=== Records to process ===
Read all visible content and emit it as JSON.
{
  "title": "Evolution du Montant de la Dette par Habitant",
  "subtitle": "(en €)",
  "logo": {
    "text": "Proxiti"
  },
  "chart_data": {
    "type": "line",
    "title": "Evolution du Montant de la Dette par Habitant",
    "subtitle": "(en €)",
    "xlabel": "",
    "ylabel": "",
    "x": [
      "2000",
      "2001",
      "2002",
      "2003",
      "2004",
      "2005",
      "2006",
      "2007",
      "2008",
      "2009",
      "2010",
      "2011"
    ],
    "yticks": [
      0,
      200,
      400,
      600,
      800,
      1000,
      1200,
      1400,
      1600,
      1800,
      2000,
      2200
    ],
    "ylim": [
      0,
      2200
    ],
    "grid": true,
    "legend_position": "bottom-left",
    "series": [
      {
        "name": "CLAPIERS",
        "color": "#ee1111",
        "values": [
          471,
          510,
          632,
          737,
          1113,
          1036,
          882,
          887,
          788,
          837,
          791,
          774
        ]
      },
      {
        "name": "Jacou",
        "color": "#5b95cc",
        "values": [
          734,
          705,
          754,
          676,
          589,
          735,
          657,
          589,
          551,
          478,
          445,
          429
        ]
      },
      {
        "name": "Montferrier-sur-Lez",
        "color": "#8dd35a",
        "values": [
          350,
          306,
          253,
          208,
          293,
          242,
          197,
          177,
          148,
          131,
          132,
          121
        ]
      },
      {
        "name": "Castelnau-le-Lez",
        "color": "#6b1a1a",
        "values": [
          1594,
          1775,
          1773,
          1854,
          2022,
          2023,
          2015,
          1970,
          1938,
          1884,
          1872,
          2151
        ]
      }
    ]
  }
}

=== Instruction ===
Restate the data above exactly, keeping each word as it stands.

=== Task response ===
Read all visible content and emit it as JSON.
{
  "title": "Evolution du Montant de la Dette par Habitant",
  "subtitle": "(en €)",
  "logo": {
    "text": "Proxiti"
  },
  "chart_data": {
    "type": "line",
    "title": "Evolution du Montant de la Dette par Habitant",
    "subtitle": "(en €)",
    "xlabel": "",
    "ylabel": "",
    "x": [
      "2000",
      "2001",
      "2002",
      "2003",
      "2004",
      "2005",
      "2006",
      "2007",
      "2008",
      "2009",
      "2010",
      "2011"
    ],
    "yticks": [
      0,
      200,
      400,
      600,
      800,
      1000,
      1200,
      1400,
      1600,
      1800,
      2000,
      2200
    ],
    "ylim": [
      0,
      2200
    ],
    "grid": true,
    "legend_position": "bottom-left",
    "series": [
      {
        "name": "CLAPIERS",
        "color": "#ee1111",
        "values": [
          471,
          510,
          632,
          737,
          1113,
          1036,
          882,
          887,
          788,
          837,
          791,
          774
        ]
      },
      {
        "name": "Jacou",
        "color": "#5b95cc",
        "values": [
          734,
          705,
          754,
          676,
          589,
          735,
          657,
          589,
          551,
          478,
          445,
          429
        ]
      },
      {
        "name": "Montferrier-sur-Lez",
        "color": "#8dd35a",
        "values": [
          350,
          306,
          253,
          208,
          293,
          242,
          197,
          177,
          148,
          131,
          132,
          121
        ]
      },
      {
        "name": "Castelnau-le-Lez",
        "color": "#6b1a1a",
        "values": [
          1594,
          1775,
          1773,
          1854,
          2022,
          2023,
          2015,
          1970,
          1938,
          1884,
          1872,
          2151
        ]
      }
    ]
  }
}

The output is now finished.